Exercise directions:
Repeat everything in the material exactly.

Data provided:
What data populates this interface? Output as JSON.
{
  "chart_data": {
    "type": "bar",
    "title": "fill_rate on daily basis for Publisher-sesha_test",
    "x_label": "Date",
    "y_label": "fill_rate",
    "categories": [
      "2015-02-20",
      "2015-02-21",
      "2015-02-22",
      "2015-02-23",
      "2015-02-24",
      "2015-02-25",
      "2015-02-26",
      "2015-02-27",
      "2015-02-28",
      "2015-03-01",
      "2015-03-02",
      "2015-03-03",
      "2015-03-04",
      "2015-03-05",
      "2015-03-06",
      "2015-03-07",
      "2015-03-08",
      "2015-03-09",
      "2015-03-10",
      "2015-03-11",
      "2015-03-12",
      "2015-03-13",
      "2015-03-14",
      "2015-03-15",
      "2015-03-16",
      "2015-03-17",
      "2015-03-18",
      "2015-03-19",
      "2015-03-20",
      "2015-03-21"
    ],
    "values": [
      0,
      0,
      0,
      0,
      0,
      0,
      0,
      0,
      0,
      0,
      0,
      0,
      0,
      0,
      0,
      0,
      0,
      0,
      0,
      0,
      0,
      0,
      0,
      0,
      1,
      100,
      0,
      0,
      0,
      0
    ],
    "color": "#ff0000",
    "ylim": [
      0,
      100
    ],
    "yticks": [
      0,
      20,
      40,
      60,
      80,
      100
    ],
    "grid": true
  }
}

Output for this task:
What data populates this interface? Output as JSON.
{
  "chart_data": {
    "type": "bar",
    "title": "fill_rate on daily basis for Publisher-sesha_test",
    "x_label": "Date",
    "y_label": "fill_rate",
    "categories": [
      "2015-02-20",
      "2015-02-21",
      "2015-02-22",
      "2015-02-23",
      "2015-02-24",
      "2015-02-25",
      "2015-02-26",
      "2015-02-27",
      "2015-02-28",
      "2015-03-01",
      "2015-03-02",
      "2015-03-03",
      "2015-03-04",
      "2015-03-05",
      "2015-03-06",
      "2015-03-07",
      "2015-03-08",
      "2015-03-09",
      "2015-03-10",
      "2015-03-11",
      "2015-03-12",
      "2015-03-13",
      "2015-03-14",
      "2015-03-15",
      "2015-03-16",
      "2015-03-17",
      "2015-03-18",
      "2015-03-19",
      "2015-03-20",
      "2015-03-21"
    ],
    "values": [
      0,
      0,
      0,
      0,
      0,
      0,
      0,
      0,
      0,
      0,
      0,
      0,
      0,
      0,
      0,
      0,
      0,
      0,
      0,
      0,
      0,
      0,
      0,
      0,
      1,
      100,
      0,
      0,
      0,
      0
    ],
    "color": "#ff0000",
    "ylim": [
      0,
      100
    ],
    "yticks": [
      0,
      20,
      40,
      60,
      80,
      100
    ],
    "grid": true
  }
}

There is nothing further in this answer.